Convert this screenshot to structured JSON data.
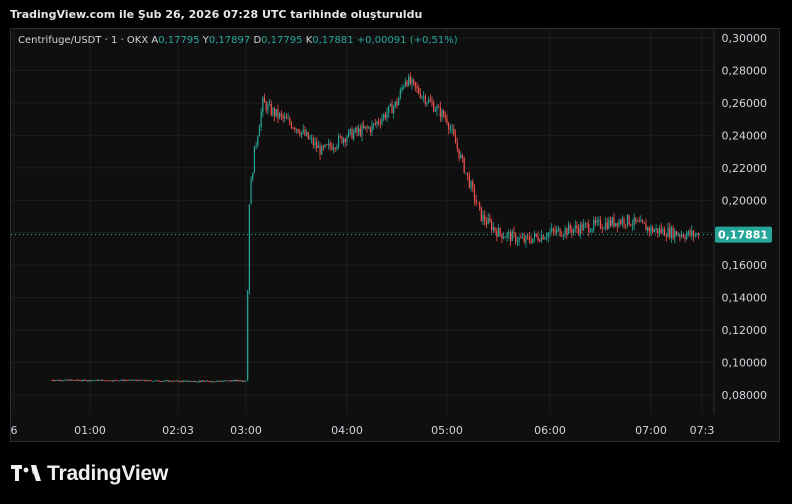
{
  "caption": "TradingView.com ile Şub 26, 2026 07:28 UTC tarihinde oluşturuldu",
  "legend": {
    "symbol": "Centrifuge/USDT · 1 · OKX",
    "open_label": "A",
    "open": "0,17795",
    "high_label": "Y",
    "high": "0,17897",
    "low_label": "D",
    "low": "0,17795",
    "close_label": "K",
    "close": "0,17881",
    "change": "+0,00091 (+0,51%)"
  },
  "logo_text": "TradingView",
  "last_price_label": "0,17881",
  "colors": {
    "up": "#26a69a",
    "down": "#ef5350",
    "background": "#0f0f0f",
    "grid": "#1e1e1e",
    "price_line": "#26a69a"
  },
  "chart_data": {
    "type": "candlestick",
    "symbol": "Centrifuge/USDT",
    "interval": "1",
    "exchange": "OKX",
    "ylim": [
      0.07,
      0.3
    ],
    "y_ticks": [
      "0,08000",
      "0,10000",
      "0,12000",
      "0,14000",
      "0,16000",
      "0,18000",
      "0,20000",
      "0,22000",
      "0,24000",
      "0,26000",
      "0,28000",
      "0,30000"
    ],
    "x_ticks": [
      "6",
      "01:00",
      "02:03",
      "03:00",
      "04:00",
      "05:00",
      "06:00",
      "07:00",
      "07:3"
    ],
    "last_price": 0.17881,
    "price_path": [
      {
        "time": "00:30",
        "price": 0.0892
      },
      {
        "time": "01:00",
        "price": 0.089
      },
      {
        "time": "01:30",
        "price": 0.0891
      },
      {
        "time": "02:03",
        "price": 0.0885
      },
      {
        "time": "02:30",
        "price": 0.0885
      },
      {
        "time": "03:00",
        "price": 0.089
      },
      {
        "time": "03:02",
        "price": 0.2
      },
      {
        "time": "03:05",
        "price": 0.23
      },
      {
        "time": "03:10",
        "price": 0.26
      },
      {
        "time": "03:15",
        "price": 0.255
      },
      {
        "time": "03:30",
        "price": 0.245
      },
      {
        "time": "03:45",
        "price": 0.23
      },
      {
        "time": "04:00",
        "price": 0.24
      },
      {
        "time": "04:15",
        "price": 0.245
      },
      {
        "time": "04:30",
        "price": 0.26
      },
      {
        "time": "04:35",
        "price": 0.275
      },
      {
        "time": "04:45",
        "price": 0.265
      },
      {
        "time": "05:00",
        "price": 0.25
      },
      {
        "time": "05:10",
        "price": 0.22
      },
      {
        "time": "05:20",
        "price": 0.19
      },
      {
        "time": "05:30",
        "price": 0.18
      },
      {
        "time": "05:45",
        "price": 0.175
      },
      {
        "time": "06:00",
        "price": 0.18
      },
      {
        "time": "06:30",
        "price": 0.185
      },
      {
        "time": "06:45",
        "price": 0.188
      },
      {
        "time": "07:00",
        "price": 0.182
      },
      {
        "time": "07:20",
        "price": 0.179
      },
      {
        "time": "07:28",
        "price": 0.1788
      }
    ],
    "grid": true
  }
}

▶ [INSTRUCTIONS TO FOLLOW] From the entries above, copy every line containing the word "symbol".

▶ [ANSWER TO THIS TASK]
    "symbol": "Centrifuge/USDT · 1 · OKX",
    "symbol": "Centrifuge/USDT",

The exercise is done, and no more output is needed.